_Input data:_

┄┄┄┄┄┄┄┄┄┄┄┄┄┄┄┄┄┄┄┄

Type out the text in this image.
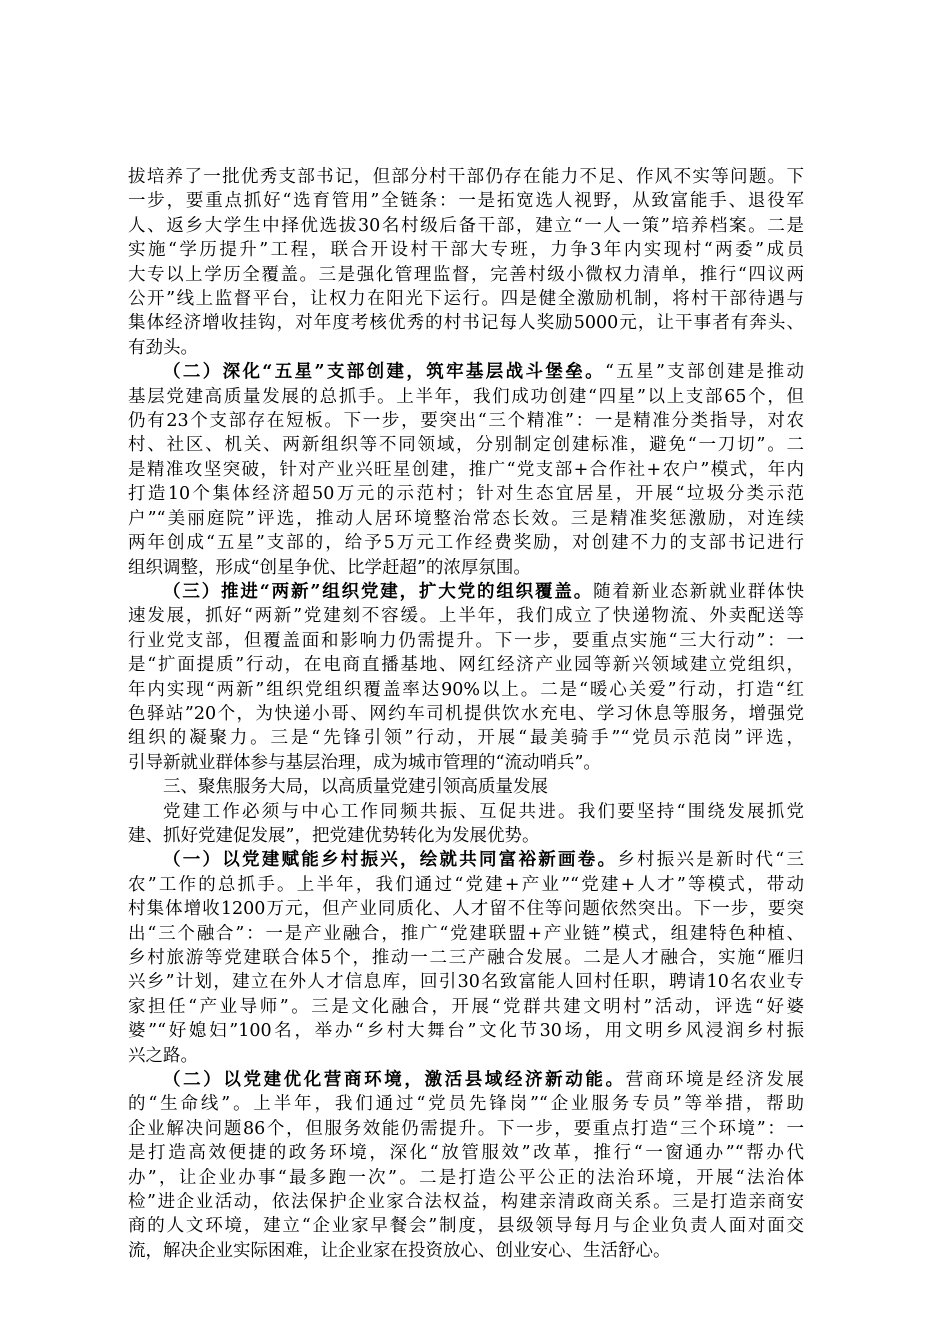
拔培养了一批优秀支部书记，但部分村干部仍存在能力不足、作风不实等问题。下
一步，要重点抓好“选育管用”全链条：一是拓宽选人视野，从致富能手、退役军
人、返乡大学生中择优选拔30名村级后备干部，建立“一人一策”培养档案。二是
实施“学历提升”工程，联合开设村干部大专班，力争3年内实现村“两委”成员
大专以上学历全覆盖。三是强化管理监督，完善村级小微权力清单，推行“四议两
公开”线上监督平台，让权力在阳光下运行。四是健全激励机制，将村干部待遇与
集体经济增收挂钩，对年度考核优秀的村书记每人奖励5000元，让干事者有奔头、
有劲头。
（二）深化“五星”支部创建，筑牢基层战斗堡垒。“五星”支部创建是推动
基层党建高质量发展的总抓手。上半年，我们成功创建“四星”以上支部65个，但
仍有23个支部存在短板。下一步，要突出“三个精准”：一是精准分类指导，对农
村、社区、机关、两新组织等不同领域，分别制定创建标准，避免“一刀切”。二
是精准攻坚突破，针对产业兴旺星创建，推广“党支部+合作社+农户”模式，年内
打造10个集体经济超50万元的示范村；针对生态宜居星，开展“垃圾分类示范
户”“美丽庭院”评选，推动人居环境整治常态长效。三是精准奖惩激励，对连续
两年创成“五星”支部的，给予5万元工作经费奖励，对创建不力的支部书记进行
组织调整，形成“创星争优、比学赶超”的浓厚氛围。
（三）推进“两新”组织党建，扩大党的组织覆盖。随着新业态新就业群体快
速发展，抓好“两新”党建刻不容缓。上半年，我们成立了快递物流、外卖配送等
行业党支部，但覆盖面和影响力仍需提升。下一步，要重点实施“三大行动”：一
是“扩面提质”行动，在电商直播基地、网红经济产业园等新兴领域建立党组织，
年内实现“两新”组织党组织覆盖率达90%以上。二是“暖心关爱”行动，打造“红
色驿站”20个，为快递小哥、网约车司机提供饮水充电、学习休息等服务，增强党
组织的凝聚力。三是“先锋引领”行动，开展“最美骑手”“党员示范岗”评选，
引导新就业群体参与基层治理，成为城市管理的“流动哨兵”。
三、聚焦服务大局，以高质量党建引领高质量发展
党建工作必须与中心工作同频共振、互促共进。我们要坚持“围绕发展抓党
建、抓好党建促发展”，把党建优势转化为发展优势。
（一）以党建赋能乡村振兴，绘就共同富裕新画卷。乡村振兴是新时代“三
农”工作的总抓手。上半年，我们通过“党建+产业”“党建+人才”等模式，带动
村集体增收1200万元，但产业同质化、人才留不住等问题依然突出。下一步，要突
出“三个融合”：一是产业融合，推广“党建联盟+产业链”模式，组建特色种植、
乡村旅游等党建联合体5个，推动一二三产融合发展。二是人才融合，实施“雁归
兴乡”计划，建立在外人才信息库，回引30名致富能人回村任职，聘请10名农业专
家担任“产业导师”。三是文化融合，开展“党群共建文明村”活动，评选“好婆
婆”“好媳妇”100名，举办“乡村大舞台”文化节30场，用文明乡风浸润乡村振
兴之路。
（二）以党建优化营商环境，激活县域经济新动能。营商环境是经济发展
的“生命线”。上半年，我们通过“党员先锋岗”“企业服务专员”等举措，帮助
企业解决问题86个，但服务效能仍需提升。下一步，要重点打造“三个环境”：一
是打造高效便捷的政务环境，深化“放管服效”改革，推行“一窗通办”“帮办代
办”，让企业办事“最多跑一次”。二是打造公平公正的法治环境，开展“法治体
检”进企业活动，依法保护企业家合法权益，构建亲清政商关系。三是打造亲商安
商的人文环境，建立“企业家早餐会”制度，县级领导每月与企业负责人面对面交
流，解决企业实际困难，让企业家在投资放心、创业安心、生活舒心。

┄┄┄┄┄┄┄┄┄┄┄┄┄┄┄┄┄┄┄┄

_Problem:_ Look through the entries and find each line that has the string "我们通过". Copy those lines.

_The answer:_
农”工作的总抓手。上半年，我们通过“党建+产业”“党建+人才”等模式，带动
的“生命线”。上半年，我们通过“党员先锋岗”“企业服务专员”等举措，帮助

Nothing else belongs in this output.